- [TASK REQUIREMENTS]: Take every line that has the string "Export" and copy it out.

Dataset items
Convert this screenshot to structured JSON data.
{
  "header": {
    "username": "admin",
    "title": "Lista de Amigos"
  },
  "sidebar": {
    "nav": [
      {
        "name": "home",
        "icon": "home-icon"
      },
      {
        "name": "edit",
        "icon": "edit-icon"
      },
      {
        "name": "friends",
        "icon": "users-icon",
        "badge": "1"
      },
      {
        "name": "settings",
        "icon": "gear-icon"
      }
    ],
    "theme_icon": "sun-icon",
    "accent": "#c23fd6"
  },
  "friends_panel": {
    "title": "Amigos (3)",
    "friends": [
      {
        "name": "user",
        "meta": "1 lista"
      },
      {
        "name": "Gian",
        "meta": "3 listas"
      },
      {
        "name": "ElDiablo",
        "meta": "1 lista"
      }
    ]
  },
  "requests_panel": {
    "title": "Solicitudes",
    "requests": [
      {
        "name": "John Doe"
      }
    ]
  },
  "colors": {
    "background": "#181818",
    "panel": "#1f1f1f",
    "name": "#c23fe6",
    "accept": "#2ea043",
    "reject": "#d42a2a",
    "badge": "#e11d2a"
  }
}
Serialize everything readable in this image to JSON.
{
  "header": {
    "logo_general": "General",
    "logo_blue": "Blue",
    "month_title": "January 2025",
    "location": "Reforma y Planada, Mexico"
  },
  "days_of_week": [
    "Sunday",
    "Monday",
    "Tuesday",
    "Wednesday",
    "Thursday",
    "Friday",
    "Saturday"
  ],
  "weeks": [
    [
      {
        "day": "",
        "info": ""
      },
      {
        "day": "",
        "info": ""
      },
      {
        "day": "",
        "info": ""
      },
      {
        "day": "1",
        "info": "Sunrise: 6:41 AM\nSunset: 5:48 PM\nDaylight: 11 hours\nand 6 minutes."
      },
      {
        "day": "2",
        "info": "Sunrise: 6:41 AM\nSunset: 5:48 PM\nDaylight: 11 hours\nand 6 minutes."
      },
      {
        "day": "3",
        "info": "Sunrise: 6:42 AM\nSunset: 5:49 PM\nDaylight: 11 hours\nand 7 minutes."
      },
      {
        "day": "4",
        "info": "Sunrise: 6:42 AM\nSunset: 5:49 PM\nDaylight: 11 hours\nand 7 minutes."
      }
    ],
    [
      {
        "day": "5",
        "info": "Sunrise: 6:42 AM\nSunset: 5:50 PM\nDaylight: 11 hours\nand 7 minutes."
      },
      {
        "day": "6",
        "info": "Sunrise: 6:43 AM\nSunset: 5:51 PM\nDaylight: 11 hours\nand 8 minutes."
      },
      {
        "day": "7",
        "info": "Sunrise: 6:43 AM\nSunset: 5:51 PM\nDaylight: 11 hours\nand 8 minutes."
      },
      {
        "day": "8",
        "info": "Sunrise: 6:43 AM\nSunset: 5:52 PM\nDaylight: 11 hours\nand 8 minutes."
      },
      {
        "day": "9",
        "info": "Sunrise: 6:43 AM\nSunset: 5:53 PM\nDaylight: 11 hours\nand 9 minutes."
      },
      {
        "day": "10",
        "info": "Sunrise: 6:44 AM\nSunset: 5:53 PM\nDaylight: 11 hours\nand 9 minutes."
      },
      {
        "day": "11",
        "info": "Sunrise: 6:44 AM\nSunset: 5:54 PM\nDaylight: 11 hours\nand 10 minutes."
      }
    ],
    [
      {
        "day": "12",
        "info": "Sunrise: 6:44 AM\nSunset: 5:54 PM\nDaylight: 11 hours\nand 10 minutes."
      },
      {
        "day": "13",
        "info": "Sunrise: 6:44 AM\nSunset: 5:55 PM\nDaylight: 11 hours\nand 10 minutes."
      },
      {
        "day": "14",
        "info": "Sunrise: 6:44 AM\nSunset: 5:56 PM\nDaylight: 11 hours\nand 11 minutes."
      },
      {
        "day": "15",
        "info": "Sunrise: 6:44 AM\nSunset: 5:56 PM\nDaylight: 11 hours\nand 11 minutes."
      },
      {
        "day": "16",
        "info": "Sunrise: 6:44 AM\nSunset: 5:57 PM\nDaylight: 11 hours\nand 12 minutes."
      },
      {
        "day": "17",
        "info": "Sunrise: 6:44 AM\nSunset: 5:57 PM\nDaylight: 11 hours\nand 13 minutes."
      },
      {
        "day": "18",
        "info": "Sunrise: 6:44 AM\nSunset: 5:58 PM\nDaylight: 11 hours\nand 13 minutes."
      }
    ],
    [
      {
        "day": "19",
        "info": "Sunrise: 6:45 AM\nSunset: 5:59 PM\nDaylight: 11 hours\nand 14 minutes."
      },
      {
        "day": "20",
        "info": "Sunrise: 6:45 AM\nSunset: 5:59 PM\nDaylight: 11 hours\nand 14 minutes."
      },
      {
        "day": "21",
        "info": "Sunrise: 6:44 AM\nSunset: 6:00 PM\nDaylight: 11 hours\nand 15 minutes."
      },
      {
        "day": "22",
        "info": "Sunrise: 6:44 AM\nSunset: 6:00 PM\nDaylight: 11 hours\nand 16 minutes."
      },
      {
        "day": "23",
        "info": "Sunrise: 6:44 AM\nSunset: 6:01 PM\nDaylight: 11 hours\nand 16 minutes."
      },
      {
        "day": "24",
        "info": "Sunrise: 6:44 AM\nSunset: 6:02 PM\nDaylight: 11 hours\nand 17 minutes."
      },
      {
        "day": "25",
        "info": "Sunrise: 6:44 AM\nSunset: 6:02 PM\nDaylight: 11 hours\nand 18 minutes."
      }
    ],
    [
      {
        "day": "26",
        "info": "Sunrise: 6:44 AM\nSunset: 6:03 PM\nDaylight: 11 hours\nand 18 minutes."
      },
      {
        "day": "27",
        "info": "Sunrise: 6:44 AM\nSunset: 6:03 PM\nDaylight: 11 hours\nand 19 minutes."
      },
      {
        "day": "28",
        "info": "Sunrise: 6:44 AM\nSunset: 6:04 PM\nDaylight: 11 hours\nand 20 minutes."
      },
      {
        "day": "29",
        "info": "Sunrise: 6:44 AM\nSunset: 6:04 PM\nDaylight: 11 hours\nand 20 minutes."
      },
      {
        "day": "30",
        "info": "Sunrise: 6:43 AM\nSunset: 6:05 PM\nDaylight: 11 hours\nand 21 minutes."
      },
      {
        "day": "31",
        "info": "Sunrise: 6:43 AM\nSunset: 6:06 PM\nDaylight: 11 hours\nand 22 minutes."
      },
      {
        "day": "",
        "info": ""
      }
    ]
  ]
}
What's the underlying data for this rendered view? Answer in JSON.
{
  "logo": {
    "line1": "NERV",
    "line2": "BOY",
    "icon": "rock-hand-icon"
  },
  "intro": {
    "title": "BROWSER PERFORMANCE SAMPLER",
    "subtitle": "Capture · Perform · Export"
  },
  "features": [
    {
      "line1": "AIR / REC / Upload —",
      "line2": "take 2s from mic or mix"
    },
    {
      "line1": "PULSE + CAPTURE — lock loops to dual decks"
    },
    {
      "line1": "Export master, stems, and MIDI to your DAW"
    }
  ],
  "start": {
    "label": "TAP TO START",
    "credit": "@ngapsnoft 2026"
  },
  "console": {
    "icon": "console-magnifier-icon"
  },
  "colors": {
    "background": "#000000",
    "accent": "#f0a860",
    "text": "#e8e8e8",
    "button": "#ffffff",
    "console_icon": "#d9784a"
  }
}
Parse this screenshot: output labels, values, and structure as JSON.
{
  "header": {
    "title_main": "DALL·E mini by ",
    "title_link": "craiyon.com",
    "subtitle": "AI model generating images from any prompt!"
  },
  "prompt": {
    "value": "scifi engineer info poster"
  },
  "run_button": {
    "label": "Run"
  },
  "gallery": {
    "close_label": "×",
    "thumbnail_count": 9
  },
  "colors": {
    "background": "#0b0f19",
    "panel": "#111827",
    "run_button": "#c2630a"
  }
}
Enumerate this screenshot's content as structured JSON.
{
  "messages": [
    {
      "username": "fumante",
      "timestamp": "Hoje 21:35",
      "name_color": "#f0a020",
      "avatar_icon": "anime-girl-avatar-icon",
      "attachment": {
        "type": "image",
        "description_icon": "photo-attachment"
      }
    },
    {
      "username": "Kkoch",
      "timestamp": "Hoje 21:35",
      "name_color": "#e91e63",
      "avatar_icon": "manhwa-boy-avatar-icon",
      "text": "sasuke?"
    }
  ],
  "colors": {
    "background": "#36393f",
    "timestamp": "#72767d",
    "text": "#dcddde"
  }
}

- [RESPONSE FOR THIS EXERCISE]:
    "subtitle": "Capture · Perform · Export"
      "line1": "Export master, stems, and MIDI to your DAW"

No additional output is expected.